Copy every line in which the string "Time" occurs.

<<<<

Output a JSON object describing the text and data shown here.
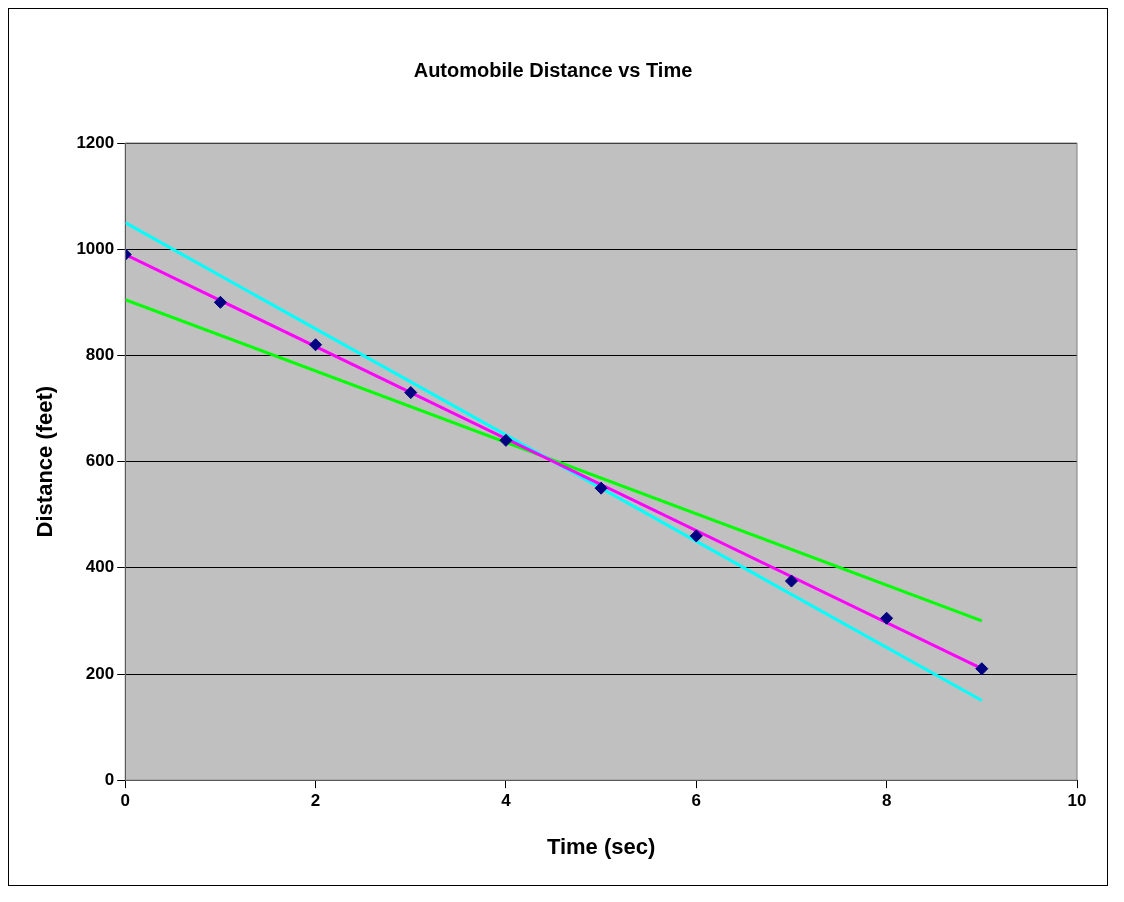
{
  "chart_data": {
    "type": "scatter",
    "title": "Automobile Distance vs Time",
    "xlabel": "Time (sec)",
    "ylabel": "Distance (feet)",
    "series": [
      {
        "marker": "diamond",
        "color": "#000080",
        "x": [
          0,
          1,
          2,
          3,
          4,
          5,
          6,
          7,
          8,
          9
        ],
        "values": [
          990,
          900,
          820,
          730,
          640,
          550,
          460,
          375,
          305,
          210
        ]
      },
      {
        "type": "line",
        "color": "#ff00ff",
        "x": [
          0,
          9
        ],
        "values": [
          990,
          210
        ]
      },
      {
        "type": "line",
        "color": "#00ffff",
        "x": [
          0,
          9
        ],
        "values": [
          1050,
          150
        ]
      },
      {
        "type": "line",
        "color": "#00ff00",
        "x": [
          0,
          9
        ],
        "values": [
          905,
          300
        ]
      }
    ],
    "xlim": [
      0,
      10
    ],
    "xticks": [
      0,
      2,
      4,
      6,
      8,
      10
    ],
    "ylim": [
      0,
      1200
    ],
    "yticks": [
      0,
      200,
      400,
      600,
      800,
      1000,
      1200
    ],
    "grid": "y",
    "line_style": "solid"
  }
}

>>>>

Expected answer =>
    "title": "Automobile Distance vs Time",
    "xlabel": "Time (sec)",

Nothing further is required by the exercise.